→ Exercise inputs
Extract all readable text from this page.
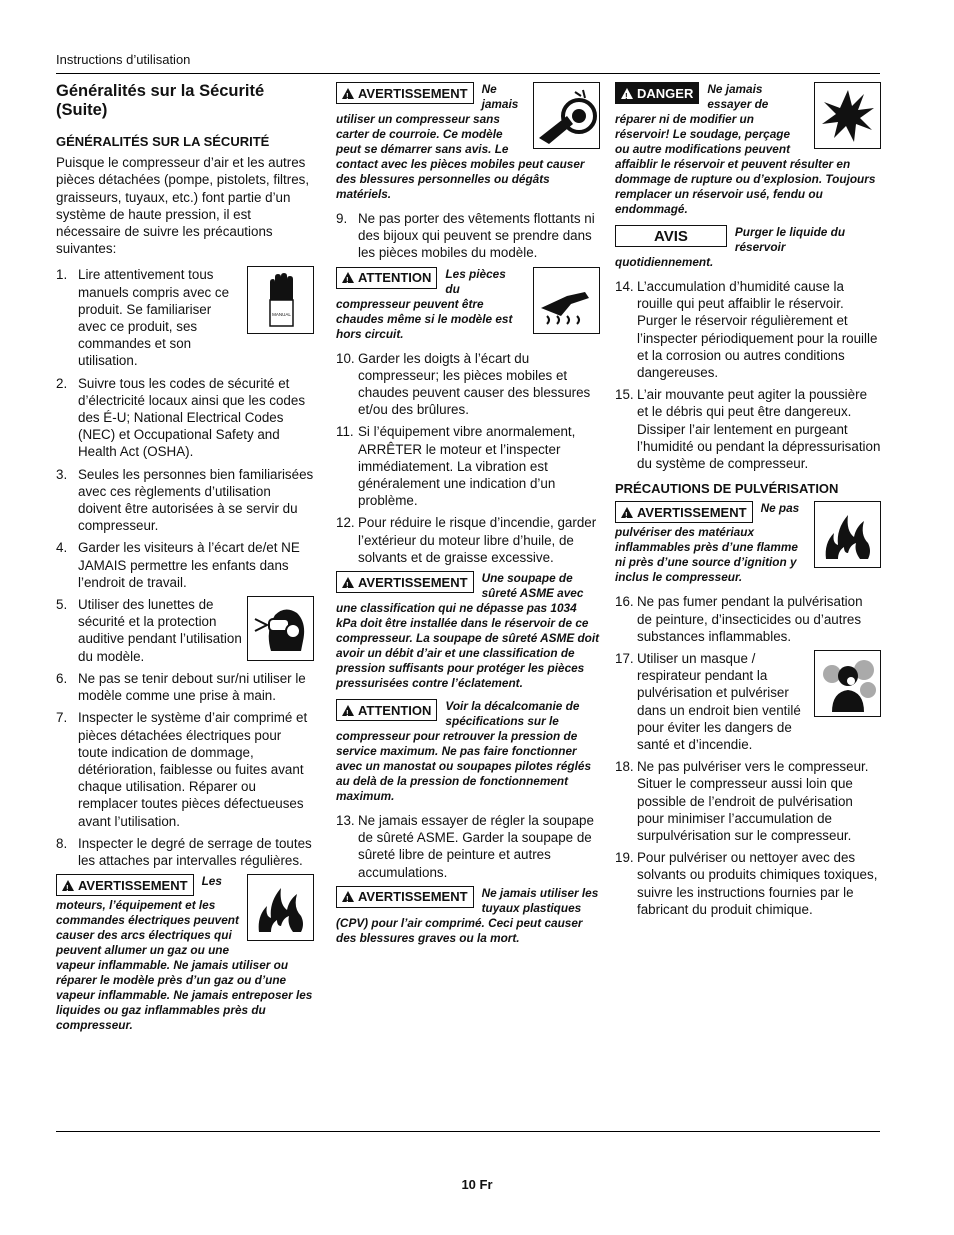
Instructions d’utilisation
Généralités sur la Sécurité (Suite)
GÉNÉRALITÉS SUR LA SÉCURITÉ

Puisque le compresseur d’air et les autres pièces détachées (pompe, pistolets, filtres, graisseurs, tuyaux, etc.) font partie d’un système de haute pression, il est nécessaire de suivre les précautions suivantes:

1.
MANUAL
Lire attentivement tous manuels compris avec ce produit. Se familiariser avec ce produit, ses commandes et son utilisation.
2. Suivre tous les codes de sécurité et d’électricité locaux ainsi que les codes des É-U; National Electrical Codes (NEC) et Occupational Safety and Health Act (OSHA).
3. Seules les personnes bien familiarisées avec ces règlements d’utilisation doivent être autorisées à se servir du compresseur.
4. Garder les visiteurs à l’écart de/et NE JAMAIS permettre les enfants dans l’endroit de travail.
5. Utiliser des lunettes de sécurité et la protection auditive pendant l’utilisation du modèle.
6. Ne pas se tenir debout sur/ni utiliser le modèle comme une prise à main.
7. Inspecter le système d’air comprimé et pièces détachées électriques pour toute indication de dommage, détérioration, faiblesse ou fuites avant chaque utilisation. Réparer ou remplacer toutes pièces défectueuses avant l’utilisation.
8. Inspecter le degré de serrage de toutes les attaches par intervalles régulières.
!
AVERTISSEMENT	Les
moteurs, l’équipement et les commandes électriques peuvent causer des arcs électriques qui peuvent allumer un gaz ou une vapeur inflammable. Ne jamais utiliser ou réparer le modèle près d’un gaz ou d’une vapeur inflammable. Ne jamais entreposer les liquides ou gaz inflammables près du compresseur.
!
AVERTISSEMENT	Ne jamais
utiliser un compresseur sans carter de courroie. Ce modèle peut se démarrer sans avis. Le contact avec les pièces mobiles peut causer des blessures personnelles ou dégâts matériels.
9. Ne pas porter des vêtements flottants ni des bijoux qui peuvent se prendre dans les pièces mobiles du modèle.
!
ATTENTION	Les pièces
du compresseur peuvent être chaudes même si le modèle est hors circuit.
10. Garder les doigts à l’écart du compresseur; les pièces mobiles et chaudes peuvent causer des blessures et/ou des brûlures.
11. Si l’équipement vibre anormalement, ARRÊTER le moteur et l’inspecter immédiatement. La vibration est généralement une indication d’un problème.
12. Pour réduire le risque d’incendie, garder l’extérieur du moteur libre d’huile, de solvants et de graisse excessive.
!
AVERTISSEMENT Une soupape de sûreté ASME avec une classification qui ne dépasse pas 1034 kPa doit être installée dans le réservoir de ce compresseur. La soupape de sûreté ASME doit avoir un débit d’air et une classification de pression suffisants pour protéger les pièces pressurisées contre l’éclatement.
!
ATTENTION Voir la décalcomanie de spécifications sur le compresseur pour retrouver la pression de service maximum. Ne pas faire fonctionner avec un manostat ou soupapes pilotes réglés au delà de la pression de fonctionnement maximum.
13. Ne jamais essayer de régler la soupape de sûreté ASME. Garder la soupape de sûreté libre de peinture et autres accumulations.
!
AVERTISSEMENT Ne jamais utiliser les tuyaux plastiques (CPV) pour l’air comprimé. Ceci peut causer des blessures graves ou la mort.
!
DANGER	Ne jamais
essayer de réparer ni de modifier un réservoir! Le soudage, perçage ou autre modifications peuvent affaiblir le réservoir et peuvent résulter en dommage de rupture ou d’explosion. Toujours remplacer un réservoir usé, fendu ou endommagé.
AVIS	Purger le liquide du réservoir quotidiennement.
14. L’accumulation d’humidité cause la rouille qui peut affaiblir le réservoir. Purger le réservoir régulièrement et l’inspecter périodiquement pour la rouille et la corrosion ou autres conditions dangereuses.
15. L’air mouvante peut agiter la poussière et le débris qui peut être dangereux. Dissiper l’air lentement en purgeant l’humidité ou pendant la dépressurisation du système de compresseur.
PRÉCAUTIONS DE PULVÉRISATION
!
AVERTISSEMENT	Ne pas
pulvériser des matériaux inflammables près d’une flamme ni près d’une source d’ignition y inclus le compresseur.
16. Ne pas fumer pendant la pulvérisation de peinture, d’insecticides ou d’autres substances inflammables.
17. Utiliser un masque / respirateur pendant la pulvérisation et pulvériser dans un endroit bien ventilé pour éviter les dangers de santé et d’incendie.
18. Ne pas pulvériser vers le compresseur. Situer le compresseur aussi loin que possible de l’endroit de pulvérisation pour minimiser l’accumulation de surpulvérisation sur le compresseur.
19. Pour pulvériser ou nettoyer avec des solvants ou produits chimiques toxiques, suivre les instructions fournies par le fabricant du produit chimique.
10 Fr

→ Task to complete
Read the entries above, then pull out the lines that include "dommage".

→ Reply
7. Inspecter le système d’air comprimé et pièces détachées électriques pour toute indication de dommage, détérioration, faiblesse ou fuites avant chaque utilisation. Réparer ou remplacer toutes pièces défectueuses avant l’utilisation.
essayer de réparer ni de modifier un réservoir! Le soudage, perçage ou autre modifications peuvent affaiblir le réservoir et peuvent résulter en dommage de rupture ou d’explosion. Toujours remplacer un réservoir usé, fendu ou endommagé.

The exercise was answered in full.